(Aim of the exercise):
Lines holding the string "text" are the ones to copy from this listing.

***** Input *****

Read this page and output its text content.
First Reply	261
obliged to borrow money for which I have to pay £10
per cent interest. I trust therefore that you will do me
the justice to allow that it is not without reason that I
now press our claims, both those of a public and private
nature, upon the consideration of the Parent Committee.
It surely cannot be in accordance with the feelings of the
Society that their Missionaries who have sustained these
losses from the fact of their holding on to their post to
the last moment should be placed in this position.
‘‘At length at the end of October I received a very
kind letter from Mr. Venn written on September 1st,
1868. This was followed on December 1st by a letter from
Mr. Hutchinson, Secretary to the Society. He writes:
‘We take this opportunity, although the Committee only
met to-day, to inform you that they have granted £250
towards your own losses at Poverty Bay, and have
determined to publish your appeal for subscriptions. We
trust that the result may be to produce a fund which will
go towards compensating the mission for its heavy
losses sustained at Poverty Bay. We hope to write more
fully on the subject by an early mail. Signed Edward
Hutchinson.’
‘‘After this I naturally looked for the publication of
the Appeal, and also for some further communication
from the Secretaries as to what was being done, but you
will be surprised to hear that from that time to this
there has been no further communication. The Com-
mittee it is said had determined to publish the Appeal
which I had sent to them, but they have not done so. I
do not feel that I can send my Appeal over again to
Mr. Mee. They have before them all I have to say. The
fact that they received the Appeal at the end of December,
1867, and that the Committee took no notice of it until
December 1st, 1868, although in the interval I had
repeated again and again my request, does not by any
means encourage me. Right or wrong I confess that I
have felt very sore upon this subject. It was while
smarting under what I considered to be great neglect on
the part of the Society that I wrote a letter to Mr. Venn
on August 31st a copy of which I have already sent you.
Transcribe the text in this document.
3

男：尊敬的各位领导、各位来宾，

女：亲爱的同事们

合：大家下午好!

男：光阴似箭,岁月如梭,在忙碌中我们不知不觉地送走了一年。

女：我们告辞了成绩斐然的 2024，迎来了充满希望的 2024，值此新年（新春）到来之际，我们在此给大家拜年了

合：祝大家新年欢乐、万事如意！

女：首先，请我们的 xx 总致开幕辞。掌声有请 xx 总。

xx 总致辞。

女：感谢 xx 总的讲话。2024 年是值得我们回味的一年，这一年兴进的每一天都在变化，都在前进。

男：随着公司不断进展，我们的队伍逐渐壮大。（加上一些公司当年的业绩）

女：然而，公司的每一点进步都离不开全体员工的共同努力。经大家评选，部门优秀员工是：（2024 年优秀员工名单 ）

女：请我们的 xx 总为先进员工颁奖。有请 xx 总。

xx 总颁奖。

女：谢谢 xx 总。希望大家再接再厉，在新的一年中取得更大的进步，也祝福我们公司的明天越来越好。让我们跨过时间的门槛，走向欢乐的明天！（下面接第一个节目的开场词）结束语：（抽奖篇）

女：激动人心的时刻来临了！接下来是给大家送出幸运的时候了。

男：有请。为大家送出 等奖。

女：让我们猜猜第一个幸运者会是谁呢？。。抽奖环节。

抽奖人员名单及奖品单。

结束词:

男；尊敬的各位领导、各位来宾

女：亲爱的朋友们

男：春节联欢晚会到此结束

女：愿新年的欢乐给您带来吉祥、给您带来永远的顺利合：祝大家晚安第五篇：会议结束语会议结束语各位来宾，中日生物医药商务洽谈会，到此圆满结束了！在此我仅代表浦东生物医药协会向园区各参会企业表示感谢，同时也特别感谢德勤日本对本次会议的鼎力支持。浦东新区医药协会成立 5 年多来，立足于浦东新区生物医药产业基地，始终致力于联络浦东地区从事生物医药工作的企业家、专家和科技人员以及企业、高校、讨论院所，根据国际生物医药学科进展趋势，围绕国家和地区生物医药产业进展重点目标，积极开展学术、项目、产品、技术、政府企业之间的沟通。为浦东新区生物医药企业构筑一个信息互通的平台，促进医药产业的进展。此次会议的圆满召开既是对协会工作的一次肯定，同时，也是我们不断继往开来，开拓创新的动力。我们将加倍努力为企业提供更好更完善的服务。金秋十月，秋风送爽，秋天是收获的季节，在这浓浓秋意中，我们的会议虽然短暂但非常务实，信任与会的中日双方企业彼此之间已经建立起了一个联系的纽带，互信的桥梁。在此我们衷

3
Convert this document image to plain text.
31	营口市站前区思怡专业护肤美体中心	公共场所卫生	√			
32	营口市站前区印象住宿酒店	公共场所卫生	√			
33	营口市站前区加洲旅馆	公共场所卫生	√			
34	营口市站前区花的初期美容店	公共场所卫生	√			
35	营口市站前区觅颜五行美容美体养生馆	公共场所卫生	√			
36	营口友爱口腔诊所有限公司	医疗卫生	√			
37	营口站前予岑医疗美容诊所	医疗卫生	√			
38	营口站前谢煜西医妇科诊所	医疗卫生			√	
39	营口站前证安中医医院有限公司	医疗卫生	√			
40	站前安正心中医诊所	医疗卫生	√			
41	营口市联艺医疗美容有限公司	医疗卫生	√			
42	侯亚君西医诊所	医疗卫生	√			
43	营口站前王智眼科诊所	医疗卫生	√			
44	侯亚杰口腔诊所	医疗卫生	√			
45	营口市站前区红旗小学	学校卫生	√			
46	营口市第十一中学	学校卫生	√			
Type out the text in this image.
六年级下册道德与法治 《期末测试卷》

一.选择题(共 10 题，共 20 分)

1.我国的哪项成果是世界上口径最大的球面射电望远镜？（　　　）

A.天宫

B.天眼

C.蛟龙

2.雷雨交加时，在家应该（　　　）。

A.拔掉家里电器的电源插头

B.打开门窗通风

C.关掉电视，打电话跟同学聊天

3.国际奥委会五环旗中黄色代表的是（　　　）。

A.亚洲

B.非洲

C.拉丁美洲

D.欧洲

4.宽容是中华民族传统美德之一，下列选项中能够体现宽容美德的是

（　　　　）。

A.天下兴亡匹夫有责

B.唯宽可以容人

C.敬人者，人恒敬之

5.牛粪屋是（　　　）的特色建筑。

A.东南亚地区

*****

(Reply):
Read this page and output its text content.
Transcribe the text in this document.
Convert this document image to plain text.
Type out the text in this image.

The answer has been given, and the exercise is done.